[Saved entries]
* * * * * * *
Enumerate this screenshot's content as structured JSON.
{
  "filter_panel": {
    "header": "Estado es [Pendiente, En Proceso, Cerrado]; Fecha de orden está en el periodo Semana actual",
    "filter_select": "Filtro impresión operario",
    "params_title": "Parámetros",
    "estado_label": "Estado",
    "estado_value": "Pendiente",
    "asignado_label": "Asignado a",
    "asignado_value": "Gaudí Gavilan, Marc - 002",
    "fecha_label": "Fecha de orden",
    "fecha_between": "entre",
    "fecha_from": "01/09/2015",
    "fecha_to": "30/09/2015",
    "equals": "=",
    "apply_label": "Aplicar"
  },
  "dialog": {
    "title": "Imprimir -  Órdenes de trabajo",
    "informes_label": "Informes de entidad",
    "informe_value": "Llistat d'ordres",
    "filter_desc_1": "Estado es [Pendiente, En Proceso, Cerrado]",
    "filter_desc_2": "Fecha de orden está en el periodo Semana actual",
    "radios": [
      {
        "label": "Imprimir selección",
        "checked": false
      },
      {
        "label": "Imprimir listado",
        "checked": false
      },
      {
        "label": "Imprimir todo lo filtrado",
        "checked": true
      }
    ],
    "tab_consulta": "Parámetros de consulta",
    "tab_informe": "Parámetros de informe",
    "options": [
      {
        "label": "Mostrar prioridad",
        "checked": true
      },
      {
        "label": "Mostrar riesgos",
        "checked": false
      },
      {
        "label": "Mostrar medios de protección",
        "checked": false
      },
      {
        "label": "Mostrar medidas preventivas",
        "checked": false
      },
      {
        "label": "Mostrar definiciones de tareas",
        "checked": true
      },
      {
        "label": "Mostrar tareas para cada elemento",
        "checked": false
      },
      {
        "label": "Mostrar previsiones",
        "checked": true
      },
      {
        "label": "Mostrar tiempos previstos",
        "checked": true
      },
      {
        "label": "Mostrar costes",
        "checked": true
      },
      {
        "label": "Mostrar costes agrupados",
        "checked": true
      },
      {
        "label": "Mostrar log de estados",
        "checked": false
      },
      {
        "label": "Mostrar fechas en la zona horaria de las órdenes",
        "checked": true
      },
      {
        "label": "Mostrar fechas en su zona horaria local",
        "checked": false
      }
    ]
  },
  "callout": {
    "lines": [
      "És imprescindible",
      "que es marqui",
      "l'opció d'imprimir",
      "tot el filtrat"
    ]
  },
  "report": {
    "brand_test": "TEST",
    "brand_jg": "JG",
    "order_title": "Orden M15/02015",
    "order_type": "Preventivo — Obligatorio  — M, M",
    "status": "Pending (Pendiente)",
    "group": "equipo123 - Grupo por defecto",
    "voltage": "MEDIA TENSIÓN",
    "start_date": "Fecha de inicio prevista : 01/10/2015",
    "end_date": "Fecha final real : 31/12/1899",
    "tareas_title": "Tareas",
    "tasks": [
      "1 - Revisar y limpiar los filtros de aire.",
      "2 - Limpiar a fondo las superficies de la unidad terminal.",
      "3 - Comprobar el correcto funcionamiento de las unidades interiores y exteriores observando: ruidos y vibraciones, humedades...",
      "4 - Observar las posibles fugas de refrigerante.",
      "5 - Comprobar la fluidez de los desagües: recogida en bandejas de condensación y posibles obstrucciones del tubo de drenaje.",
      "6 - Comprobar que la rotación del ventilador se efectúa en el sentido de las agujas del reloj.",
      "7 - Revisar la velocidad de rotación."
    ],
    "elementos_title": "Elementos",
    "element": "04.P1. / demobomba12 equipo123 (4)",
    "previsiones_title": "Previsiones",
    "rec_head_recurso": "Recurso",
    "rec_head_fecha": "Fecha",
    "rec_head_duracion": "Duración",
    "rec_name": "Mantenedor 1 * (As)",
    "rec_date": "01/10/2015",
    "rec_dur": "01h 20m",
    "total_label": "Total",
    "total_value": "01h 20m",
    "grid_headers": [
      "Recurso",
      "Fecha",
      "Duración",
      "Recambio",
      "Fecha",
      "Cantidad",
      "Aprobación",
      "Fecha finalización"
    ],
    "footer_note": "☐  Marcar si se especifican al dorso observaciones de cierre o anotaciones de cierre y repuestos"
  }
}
* * * * * * *
INSTRUCTIONS TO FOLLOW: Give back each line above precisely as it stands.

RESPONSE FOR THIS EXERCISE:
Enumerate this screenshot's content as structured JSON.
{
  "filter_panel": {
    "header": "Estado es [Pendiente, En Proceso, Cerrado]; Fecha de orden está en el periodo Semana actual",
    "filter_select": "Filtro impresión operario",
    "params_title": "Parámetros",
    "estado_label": "Estado",
    "estado_value": "Pendiente",
    "asignado_label": "Asignado a",
    "asignado_value": "Gaudí Gavilan, Marc - 002",
    "fecha_label": "Fecha de orden",
    "fecha_between": "entre",
    "fecha_from": "01/09/2015",
    "fecha_to": "30/09/2015",
    "equals": "=",
    "apply_label": "Aplicar"
  },
  "dialog": {
    "title": "Imprimir -  Órdenes de trabajo",
    "informes_label": "Informes de entidad",
    "informe_value": "Llistat d'ordres",
    "filter_desc_1": "Estado es [Pendiente, En Proceso, Cerrado]",
    "filter_desc_2": "Fecha de orden está en el periodo Semana actual",
    "radios": [
      {
        "label": "Imprimir selección",
        "checked": false
      },
      {
        "label": "Imprimir listado",
        "checked": false
      },
      {
        "label": "Imprimir todo lo filtrado",
        "checked": true
      }
    ],
    "tab_consulta": "Parámetros de consulta",
    "tab_informe": "Parámetros de informe",
    "options": [
      {
        "label": "Mostrar prioridad",
        "checked": true
      },
      {
        "label": "Mostrar riesgos",
        "checked": false
      },
      {
        "label": "Mostrar medios de protección",
        "checked": false
      },
      {
        "label": "Mostrar medidas preventivas",
        "checked": false
      },
      {
        "label": "Mostrar definiciones de tareas",
        "checked": true
      },
      {
        "label": "Mostrar tareas para cada elemento",
        "checked": false
      },
      {
        "label": "Mostrar previsiones",
        "checked": true
      },
      {
        "label": "Mostrar tiempos previstos",
        "checked": true
      },
      {
        "label": "Mostrar costes",
        "checked": true
      },
      {
        "label": "Mostrar costes agrupados",
        "checked": true
      },
      {
        "label": "Mostrar log de estados",
        "checked": false
      },
      {
        "label": "Mostrar fechas en la zona horaria de las órdenes",
        "checked": true
      },
      {
        "label": "Mostrar fechas en su zona horaria local",
        "checked": false
      }
    ]
  },
  "callout": {
    "lines": [
      "És imprescindible",
      "que es marqui",
      "l'opció d'imprimir",
      "tot el filtrat"
    ]
  },
  "report": {
    "brand_test": "TEST",
    "brand_jg": "JG",
    "order_title": "Orden M15/02015",
    "order_type": "Preventivo — Obligatorio  — M, M",
    "status": "Pending (Pendiente)",
    "group": "equipo123 - Grupo por defecto",
    "voltage": "MEDIA TENSIÓN",
    "start_date": "Fecha de inicio prevista : 01/10/2015",
    "end_date": "Fecha final real : 31/12/1899",
    "tareas_title": "Tareas",
    "tasks": [
      "1 - Revisar y limpiar los filtros de aire.",
      "2 - Limpiar a fondo las superficies de la unidad terminal.",
      "3 - Comprobar el correcto funcionamiento de las unidades interiores y exteriores observando: ruidos y vibraciones, humedades...",
      "4 - Observar las posibles fugas de refrigerante.",
      "5 - Comprobar la fluidez de los desagües: recogida en bandejas de condensación y posibles obstrucciones del tubo de drenaje.",
      "6 - Comprobar que la rotación del ventilador se efectúa en el sentido de las agujas del reloj.",
      "7 - Revisar la velocidad de rotación."
    ],
    "elementos_title": "Elementos",
    "element": "04.P1. / demobomba12 equipo123 (4)",
    "previsiones_title": "Previsiones",
    "rec_head_recurso": "Recurso",
    "rec_head_fecha": "Fecha",
    "rec_head_duracion": "Duración",
    "rec_name": "Mantenedor 1 * (As)",
    "rec_date": "01/10/2015",
    "rec_dur": "01h 20m",
    "total_label": "Total",
    "total_value": "01h 20m",
    "grid_headers": [
      "Recurso",
      "Fecha",
      "Duración",
      "Recambio",
      "Fecha",
      "Cantidad",
      "Aprobación",
      "Fecha finalización"
    ],
    "footer_note": "☐  Marcar si se especifican al dorso observaciones de cierre o anotaciones de cierre y repuestos"
  }
}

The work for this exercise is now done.